#### Exercise details
Below is a set of records; print all of them exactly as written.

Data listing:
---*---
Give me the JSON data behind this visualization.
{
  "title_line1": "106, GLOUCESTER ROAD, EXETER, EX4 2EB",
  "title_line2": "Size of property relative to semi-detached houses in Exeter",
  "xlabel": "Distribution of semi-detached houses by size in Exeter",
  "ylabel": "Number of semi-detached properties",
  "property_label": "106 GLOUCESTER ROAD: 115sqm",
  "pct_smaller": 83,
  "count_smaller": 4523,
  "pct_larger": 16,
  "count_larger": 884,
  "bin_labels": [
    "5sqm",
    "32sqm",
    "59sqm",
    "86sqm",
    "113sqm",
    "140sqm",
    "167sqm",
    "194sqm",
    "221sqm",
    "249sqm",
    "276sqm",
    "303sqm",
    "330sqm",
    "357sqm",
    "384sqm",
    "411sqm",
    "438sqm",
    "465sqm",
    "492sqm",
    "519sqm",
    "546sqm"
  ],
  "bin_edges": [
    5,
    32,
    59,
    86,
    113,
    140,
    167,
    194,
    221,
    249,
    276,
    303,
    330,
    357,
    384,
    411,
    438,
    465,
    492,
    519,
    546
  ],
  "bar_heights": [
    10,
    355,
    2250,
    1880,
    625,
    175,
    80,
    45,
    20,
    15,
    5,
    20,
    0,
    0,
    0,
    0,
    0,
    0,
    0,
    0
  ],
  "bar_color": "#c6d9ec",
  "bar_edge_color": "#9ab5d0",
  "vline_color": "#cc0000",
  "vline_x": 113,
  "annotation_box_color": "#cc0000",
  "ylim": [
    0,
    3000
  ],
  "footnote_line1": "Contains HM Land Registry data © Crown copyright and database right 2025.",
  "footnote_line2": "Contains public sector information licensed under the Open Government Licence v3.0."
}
---*---
#### Exercise answer
Give me the JSON data behind this visualization.
{
  "title_line1": "106, GLOUCESTER ROAD, EXETER, EX4 2EB",
  "title_line2": "Size of property relative to semi-detached houses in Exeter",
  "xlabel": "Distribution of semi-detached houses by size in Exeter",
  "ylabel": "Number of semi-detached properties",
  "property_label": "106 GLOUCESTER ROAD: 115sqm",
  "pct_smaller": 83,
  "count_smaller": 4523,
  "pct_larger": 16,
  "count_larger": 884,
  "bin_labels": [
    "5sqm",
    "32sqm",
    "59sqm",
    "86sqm",
    "113sqm",
    "140sqm",
    "167sqm",
    "194sqm",
    "221sqm",
    "249sqm",
    "276sqm",
    "303sqm",
    "330sqm",
    "357sqm",
    "384sqm",
    "411sqm",
    "438sqm",
    "465sqm",
    "492sqm",
    "519sqm",
    "546sqm"
  ],
  "bin_edges": [
    5,
    32,
    59,
    86,
    113,
    140,
    167,
    194,
    221,
    249,
    276,
    303,
    330,
    357,
    384,
    411,
    438,
    465,
    492,
    519,
    546
  ],
  "bar_heights": [
    10,
    355,
    2250,
    1880,
    625,
    175,
    80,
    45,
    20,
    15,
    5,
    20,
    0,
    0,
    0,
    0,
    0,
    0,
    0,
    0
  ],
  "bar_color": "#c6d9ec",
  "bar_edge_color": "#9ab5d0",
  "vline_color": "#cc0000",
  "vline_x": 113,
  "annotation_box_color": "#cc0000",
  "ylim": [
    0,
    3000
  ],
  "footnote_line1": "Contains HM Land Registry data © Crown copyright and database right 2025.",
  "footnote_line2": "Contains public sector information licensed under the Open Government Licence v3.0."
}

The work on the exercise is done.